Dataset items
□ □ □
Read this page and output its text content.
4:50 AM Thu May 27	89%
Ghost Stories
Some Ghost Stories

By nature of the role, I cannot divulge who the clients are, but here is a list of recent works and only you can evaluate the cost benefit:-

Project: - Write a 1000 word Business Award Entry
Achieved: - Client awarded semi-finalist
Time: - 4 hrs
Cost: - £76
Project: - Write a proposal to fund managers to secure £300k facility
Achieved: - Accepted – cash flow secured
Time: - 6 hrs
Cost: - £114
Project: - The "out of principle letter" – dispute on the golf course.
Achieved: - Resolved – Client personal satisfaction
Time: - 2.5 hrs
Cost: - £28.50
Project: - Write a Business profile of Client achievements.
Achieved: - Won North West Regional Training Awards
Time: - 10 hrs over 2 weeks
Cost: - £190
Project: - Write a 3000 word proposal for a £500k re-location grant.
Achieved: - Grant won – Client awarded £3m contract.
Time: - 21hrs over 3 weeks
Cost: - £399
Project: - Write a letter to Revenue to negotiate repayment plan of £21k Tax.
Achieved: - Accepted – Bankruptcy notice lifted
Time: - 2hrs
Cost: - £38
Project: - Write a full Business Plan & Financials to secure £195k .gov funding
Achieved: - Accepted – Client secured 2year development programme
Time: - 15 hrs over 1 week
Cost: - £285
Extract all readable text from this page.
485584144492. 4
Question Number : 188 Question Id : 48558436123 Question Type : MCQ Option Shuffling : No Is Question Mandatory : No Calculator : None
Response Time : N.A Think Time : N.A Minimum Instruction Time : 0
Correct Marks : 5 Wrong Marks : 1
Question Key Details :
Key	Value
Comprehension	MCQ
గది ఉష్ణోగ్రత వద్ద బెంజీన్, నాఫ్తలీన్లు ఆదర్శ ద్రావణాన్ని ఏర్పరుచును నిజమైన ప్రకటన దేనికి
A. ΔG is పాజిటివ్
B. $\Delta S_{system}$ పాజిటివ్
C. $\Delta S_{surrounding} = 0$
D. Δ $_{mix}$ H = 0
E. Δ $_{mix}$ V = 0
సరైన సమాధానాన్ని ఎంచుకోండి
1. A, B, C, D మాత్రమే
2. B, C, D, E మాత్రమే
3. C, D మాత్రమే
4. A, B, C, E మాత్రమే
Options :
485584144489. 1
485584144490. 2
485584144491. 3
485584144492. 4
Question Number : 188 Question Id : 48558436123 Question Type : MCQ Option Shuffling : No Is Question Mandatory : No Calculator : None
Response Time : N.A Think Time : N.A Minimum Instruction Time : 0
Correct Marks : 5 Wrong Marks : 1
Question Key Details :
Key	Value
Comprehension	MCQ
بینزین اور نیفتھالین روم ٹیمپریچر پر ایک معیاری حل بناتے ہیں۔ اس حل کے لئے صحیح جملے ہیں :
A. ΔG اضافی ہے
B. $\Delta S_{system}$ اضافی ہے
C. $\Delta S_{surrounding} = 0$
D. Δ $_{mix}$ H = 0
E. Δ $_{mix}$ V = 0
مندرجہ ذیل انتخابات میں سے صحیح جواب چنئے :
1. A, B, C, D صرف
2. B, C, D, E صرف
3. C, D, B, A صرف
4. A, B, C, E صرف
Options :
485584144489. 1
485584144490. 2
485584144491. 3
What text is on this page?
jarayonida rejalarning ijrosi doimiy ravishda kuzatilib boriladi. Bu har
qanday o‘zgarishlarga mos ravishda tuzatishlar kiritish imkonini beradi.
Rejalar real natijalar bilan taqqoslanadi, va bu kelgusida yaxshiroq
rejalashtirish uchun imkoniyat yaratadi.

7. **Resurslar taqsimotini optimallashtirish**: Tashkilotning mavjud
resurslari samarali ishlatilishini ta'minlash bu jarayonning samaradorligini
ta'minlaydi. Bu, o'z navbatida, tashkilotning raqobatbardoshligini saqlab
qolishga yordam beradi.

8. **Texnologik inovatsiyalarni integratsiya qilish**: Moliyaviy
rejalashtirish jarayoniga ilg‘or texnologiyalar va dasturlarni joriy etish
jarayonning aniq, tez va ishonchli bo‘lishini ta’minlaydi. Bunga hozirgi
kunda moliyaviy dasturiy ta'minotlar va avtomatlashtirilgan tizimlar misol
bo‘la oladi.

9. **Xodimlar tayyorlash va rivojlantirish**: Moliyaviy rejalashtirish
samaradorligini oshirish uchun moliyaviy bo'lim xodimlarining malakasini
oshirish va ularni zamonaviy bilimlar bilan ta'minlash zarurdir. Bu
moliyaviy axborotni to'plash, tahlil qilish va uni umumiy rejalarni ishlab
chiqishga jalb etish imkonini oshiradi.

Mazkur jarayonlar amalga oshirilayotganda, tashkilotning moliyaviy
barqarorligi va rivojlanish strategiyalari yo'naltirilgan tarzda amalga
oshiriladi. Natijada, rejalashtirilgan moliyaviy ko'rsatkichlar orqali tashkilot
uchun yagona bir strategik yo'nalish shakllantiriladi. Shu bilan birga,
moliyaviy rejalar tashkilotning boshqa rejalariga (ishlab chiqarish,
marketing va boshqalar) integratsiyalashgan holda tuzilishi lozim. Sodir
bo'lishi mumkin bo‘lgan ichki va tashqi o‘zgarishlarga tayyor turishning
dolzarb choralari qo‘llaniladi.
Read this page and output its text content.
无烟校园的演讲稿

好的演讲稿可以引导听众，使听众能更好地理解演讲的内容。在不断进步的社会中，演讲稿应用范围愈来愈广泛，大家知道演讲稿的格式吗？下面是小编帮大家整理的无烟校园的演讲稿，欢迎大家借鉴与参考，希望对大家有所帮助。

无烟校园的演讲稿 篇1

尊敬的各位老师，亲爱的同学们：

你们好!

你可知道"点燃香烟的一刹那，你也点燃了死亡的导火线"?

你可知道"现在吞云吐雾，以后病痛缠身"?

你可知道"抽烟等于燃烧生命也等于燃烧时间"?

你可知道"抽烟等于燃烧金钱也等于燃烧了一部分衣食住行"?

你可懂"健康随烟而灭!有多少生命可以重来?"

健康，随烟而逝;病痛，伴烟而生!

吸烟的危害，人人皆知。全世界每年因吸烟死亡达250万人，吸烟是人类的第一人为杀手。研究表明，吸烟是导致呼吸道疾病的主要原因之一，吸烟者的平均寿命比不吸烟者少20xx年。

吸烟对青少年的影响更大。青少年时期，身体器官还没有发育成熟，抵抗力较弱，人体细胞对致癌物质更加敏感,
□ □ □
*What is needed*. Extract every record. Keep wording exact.

*Problem solution*.
Read this page and output its text content.
4:50 AM Thu May 27	89%
Ghost Stories
Some Ghost Stories

By nature of the role, I cannot divulge who the clients are, but here is a list of recent works and only you can evaluate the cost benefit:-

Project: - Write a 1000 word Business Award Entry
Achieved: - Client awarded semi-finalist
Time: - 4 hrs
Cost: - £76
Project: - Write a proposal to fund managers to secure £300k facility
Achieved: - Accepted – cash flow secured
Time: - 6 hrs
Cost: - £114
Project: - The "out of principle letter" – dispute on the golf course.
Achieved: - Resolved – Client personal satisfaction
Time: - 2.5 hrs
Cost: - £28.50
Project: - Write a Business profile of Client achievements.
Achieved: - Won North West Regional Training Awards
Time: - 10 hrs over 2 weeks
Cost: - £190
Project: - Write a 3000 word proposal for a £500k re-location grant.
Achieved: - Grant won – Client awarded £3m contract.
Time: - 21hrs over 3 weeks
Cost: - £399
Project: - Write a letter to Revenue to negotiate repayment plan of £21k Tax.
Achieved: - Accepted – Bankruptcy notice lifted
Time: - 2hrs
Cost: - £38
Project: - Write a full Business Plan & Financials to secure £195k .gov funding
Achieved: - Accepted – Client secured 2year development programme
Time: - 15 hrs over 1 week
Cost: - £285
Extract all readable text from this page.
485584144492. 4
Question Number : 188 Question Id : 48558436123 Question Type : MCQ Option Shuffling : No Is Question Mandatory : No Calculator : None
Response Time : N.A Think Time : N.A Minimum Instruction Time : 0
Correct Marks : 5 Wrong Marks : 1
Question Key Details :
Key	Value
Comprehension	MCQ
గది ఉష్ణోగ్రత వద్ద బెంజీన్, నాఫ్తలీన్లు ఆదర్శ ద్రావణాన్ని ఏర్పరుచును నిజమైన ప్రకటన దేనికి
A. ΔG is పాజిటివ్
B. $\Delta S_{system}$ పాజిటివ్
C. $\Delta S_{surrounding} = 0$
D. Δ $_{mix}$ H = 0
E. Δ $_{mix}$ V = 0
సరైన సమాధానాన్ని ఎంచుకోండి
1. A, B, C, D మాత్రమే
2. B, C, D, E మాత్రమే
3. C, D మాత్రమే
4. A, B, C, E మాత్రమే
Options :
485584144489. 1
485584144490. 2
485584144491. 3
485584144492. 4
Question Number : 188 Question Id : 48558436123 Question Type : MCQ Option Shuffling : No Is Question Mandatory : No Calculator : None
Response Time : N.A Think Time : N.A Minimum Instruction Time : 0
Correct Marks : 5 Wrong Marks : 1
Question Key Details :
Key	Value
Comprehension	MCQ
بینزین اور نیفتھالین روم ٹیمپریچر پر ایک معیاری حل بناتے ہیں۔ اس حل کے لئے صحیح جملے ہیں :
A. ΔG اضافی ہے
B. $\Delta S_{system}$ اضافی ہے
C. $\Delta S_{surrounding} = 0$
D. Δ $_{mix}$ H = 0
E. Δ $_{mix}$ V = 0
مندرجہ ذیل انتخابات میں سے صحیح جواب چنئے :
1. A, B, C, D صرف
2. B, C, D, E صرف
3. C, D, B, A صرف
4. A, B, C, E صرف
Options :
485584144489. 1
485584144490. 2
485584144491. 3
What text is on this page?
jarayonida rejalarning ijrosi doimiy ravishda kuzatilib boriladi. Bu har
qanday o‘zgarishlarga mos ravishda tuzatishlar kiritish imkonini beradi.
Rejalar real natijalar bilan taqqoslanadi, va bu kelgusida yaxshiroq
rejalashtirish uchun imkoniyat yaratadi.

7. **Resurslar taqsimotini optimallashtirish**: Tashkilotning mavjud
resurslari samarali ishlatilishini ta'minlash bu jarayonning samaradorligini
ta'minlaydi. Bu, o'z navbatida, tashkilotning raqobatbardoshligini saqlab
qolishga yordam beradi.

8. **Texnologik inovatsiyalarni integratsiya qilish**: Moliyaviy
rejalashtirish jarayoniga ilg‘or texnologiyalar va dasturlarni joriy etish
jarayonning aniq, tez va ishonchli bo‘lishini ta’minlaydi. Bunga hozirgi
kunda moliyaviy dasturiy ta'minotlar va avtomatlashtirilgan tizimlar misol
bo‘la oladi.

9. **Xodimlar tayyorlash va rivojlantirish**: Moliyaviy rejalashtirish
samaradorligini oshirish uchun moliyaviy bo'lim xodimlarining malakasini
oshirish va ularni zamonaviy bilimlar bilan ta'minlash zarurdir. Bu
moliyaviy axborotni to'plash, tahlil qilish va uni umumiy rejalarni ishlab
chiqishga jalb etish imkonini oshiradi.

Mazkur jarayonlar amalga oshirilayotganda, tashkilotning moliyaviy
barqarorligi va rivojlanish strategiyalari yo'naltirilgan tarzda amalga
oshiriladi. Natijada, rejalashtirilgan moliyaviy ko'rsatkichlar orqali tashkilot
uchun yagona bir strategik yo'nalish shakllantiriladi. Shu bilan birga,
moliyaviy rejalar tashkilotning boshqa rejalariga (ishlab chiqarish,
marketing va boshqalar) integratsiyalashgan holda tuzilishi lozim. Sodir
bo'lishi mumkin bo‘lgan ichki va tashqi o‘zgarishlarga tayyor turishning
dolzarb choralari qo‘llaniladi.
Read this page and output its text content.
无烟校园的演讲稿

好的演讲稿可以引导听众，使听众能更好地理解演讲的内容。在不断进步的社会中，演讲稿应用范围愈来愈广泛，大家知道演讲稿的格式吗？下面是小编帮大家整理的无烟校园的演讲稿，欢迎大家借鉴与参考，希望对大家有所帮助。

无烟校园的演讲稿 篇1

尊敬的各位老师，亲爱的同学们：

你们好!

你可知道"点燃香烟的一刹那，你也点燃了死亡的导火线"?

你可知道"现在吞云吐雾，以后病痛缠身"?

你可知道"抽烟等于燃烧生命也等于燃烧时间"?

你可知道"抽烟等于燃烧金钱也等于燃烧了一部分衣食住行"?

你可懂"健康随烟而灭!有多少生命可以重来?"

健康，随烟而逝;病痛，伴烟而生!

吸烟的危害，人人皆知。全世界每年因吸烟死亡达250万人，吸烟是人类的第一人为杀手。研究表明，吸烟是导致呼吸道疾病的主要原因之一，吸烟者的平均寿命比不吸烟者少20xx年。

吸烟对青少年的影响更大。青少年时期，身体器官还没有发育成熟，抵抗力较弱，人体细胞对致癌物质更加敏感,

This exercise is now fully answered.